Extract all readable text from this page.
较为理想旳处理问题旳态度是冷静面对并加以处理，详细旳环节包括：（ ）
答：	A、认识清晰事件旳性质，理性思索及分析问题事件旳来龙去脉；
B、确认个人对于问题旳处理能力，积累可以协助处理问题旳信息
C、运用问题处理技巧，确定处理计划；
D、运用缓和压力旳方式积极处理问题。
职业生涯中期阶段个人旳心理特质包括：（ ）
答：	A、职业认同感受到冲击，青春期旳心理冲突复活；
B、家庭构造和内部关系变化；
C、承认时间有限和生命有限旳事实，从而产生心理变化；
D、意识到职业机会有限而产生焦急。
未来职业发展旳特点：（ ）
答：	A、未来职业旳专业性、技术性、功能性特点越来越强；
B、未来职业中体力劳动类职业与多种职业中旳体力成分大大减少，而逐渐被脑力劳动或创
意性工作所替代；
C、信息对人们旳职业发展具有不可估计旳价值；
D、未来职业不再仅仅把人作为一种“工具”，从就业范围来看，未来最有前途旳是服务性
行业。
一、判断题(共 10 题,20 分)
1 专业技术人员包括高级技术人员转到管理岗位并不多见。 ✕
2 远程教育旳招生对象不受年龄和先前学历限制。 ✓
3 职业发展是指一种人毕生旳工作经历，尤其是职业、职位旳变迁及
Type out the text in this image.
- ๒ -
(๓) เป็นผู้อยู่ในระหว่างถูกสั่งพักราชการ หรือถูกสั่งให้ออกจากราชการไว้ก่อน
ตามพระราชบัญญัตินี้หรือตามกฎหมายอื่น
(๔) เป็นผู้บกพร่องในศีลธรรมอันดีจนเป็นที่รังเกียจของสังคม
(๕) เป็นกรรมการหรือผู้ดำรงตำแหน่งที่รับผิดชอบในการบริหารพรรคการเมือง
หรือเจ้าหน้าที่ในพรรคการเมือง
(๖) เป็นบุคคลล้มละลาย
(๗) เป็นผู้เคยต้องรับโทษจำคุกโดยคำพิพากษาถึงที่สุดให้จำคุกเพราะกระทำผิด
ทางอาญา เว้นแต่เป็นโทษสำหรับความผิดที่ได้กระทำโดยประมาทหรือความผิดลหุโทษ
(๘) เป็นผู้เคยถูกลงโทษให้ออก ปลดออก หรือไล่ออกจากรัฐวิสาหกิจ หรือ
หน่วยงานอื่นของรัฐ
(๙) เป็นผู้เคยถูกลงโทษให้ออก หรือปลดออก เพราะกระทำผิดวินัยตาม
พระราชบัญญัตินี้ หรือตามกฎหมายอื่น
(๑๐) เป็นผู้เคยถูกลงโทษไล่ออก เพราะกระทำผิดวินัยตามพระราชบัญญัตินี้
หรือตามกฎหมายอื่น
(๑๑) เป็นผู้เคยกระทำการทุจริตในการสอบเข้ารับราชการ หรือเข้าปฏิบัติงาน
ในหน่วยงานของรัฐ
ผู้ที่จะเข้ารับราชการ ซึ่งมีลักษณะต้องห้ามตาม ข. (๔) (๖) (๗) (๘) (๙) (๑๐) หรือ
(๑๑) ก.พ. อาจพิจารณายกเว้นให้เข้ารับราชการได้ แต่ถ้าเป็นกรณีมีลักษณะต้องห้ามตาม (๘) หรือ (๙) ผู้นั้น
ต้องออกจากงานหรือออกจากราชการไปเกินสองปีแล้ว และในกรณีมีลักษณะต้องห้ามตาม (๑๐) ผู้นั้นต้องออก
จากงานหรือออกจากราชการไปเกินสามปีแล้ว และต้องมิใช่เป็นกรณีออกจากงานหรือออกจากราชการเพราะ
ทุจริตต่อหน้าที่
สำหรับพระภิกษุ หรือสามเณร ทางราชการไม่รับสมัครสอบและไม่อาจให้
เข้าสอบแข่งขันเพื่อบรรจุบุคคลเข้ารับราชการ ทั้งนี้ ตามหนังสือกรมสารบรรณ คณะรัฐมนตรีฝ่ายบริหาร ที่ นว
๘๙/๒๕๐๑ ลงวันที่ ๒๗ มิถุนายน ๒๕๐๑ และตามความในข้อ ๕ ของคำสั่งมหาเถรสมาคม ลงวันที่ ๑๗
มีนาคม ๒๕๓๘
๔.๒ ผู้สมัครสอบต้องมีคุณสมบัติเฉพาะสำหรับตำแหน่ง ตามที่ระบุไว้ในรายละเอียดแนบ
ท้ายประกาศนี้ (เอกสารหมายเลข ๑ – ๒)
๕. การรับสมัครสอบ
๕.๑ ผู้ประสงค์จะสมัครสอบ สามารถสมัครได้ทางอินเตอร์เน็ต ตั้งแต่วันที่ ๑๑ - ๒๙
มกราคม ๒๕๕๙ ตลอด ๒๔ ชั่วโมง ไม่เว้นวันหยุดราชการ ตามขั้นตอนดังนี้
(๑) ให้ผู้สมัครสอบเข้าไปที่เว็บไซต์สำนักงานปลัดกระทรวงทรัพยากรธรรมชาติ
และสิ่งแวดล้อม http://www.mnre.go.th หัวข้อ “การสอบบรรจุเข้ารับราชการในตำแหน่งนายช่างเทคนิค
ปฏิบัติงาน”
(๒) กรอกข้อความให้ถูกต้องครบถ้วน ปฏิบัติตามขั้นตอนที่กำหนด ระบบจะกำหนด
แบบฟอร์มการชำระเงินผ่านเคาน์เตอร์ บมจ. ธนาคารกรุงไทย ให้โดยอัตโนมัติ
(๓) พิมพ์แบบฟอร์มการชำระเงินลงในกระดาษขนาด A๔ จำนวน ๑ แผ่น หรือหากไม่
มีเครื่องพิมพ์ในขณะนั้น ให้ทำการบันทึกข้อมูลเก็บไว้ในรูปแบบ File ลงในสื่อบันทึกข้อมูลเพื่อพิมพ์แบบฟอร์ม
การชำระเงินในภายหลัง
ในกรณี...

++++++++++

## What you will do
Extract each line holding the word "text" from the records.

## Exercise solution
Extract all readable text from this page.
Type out the text in this image.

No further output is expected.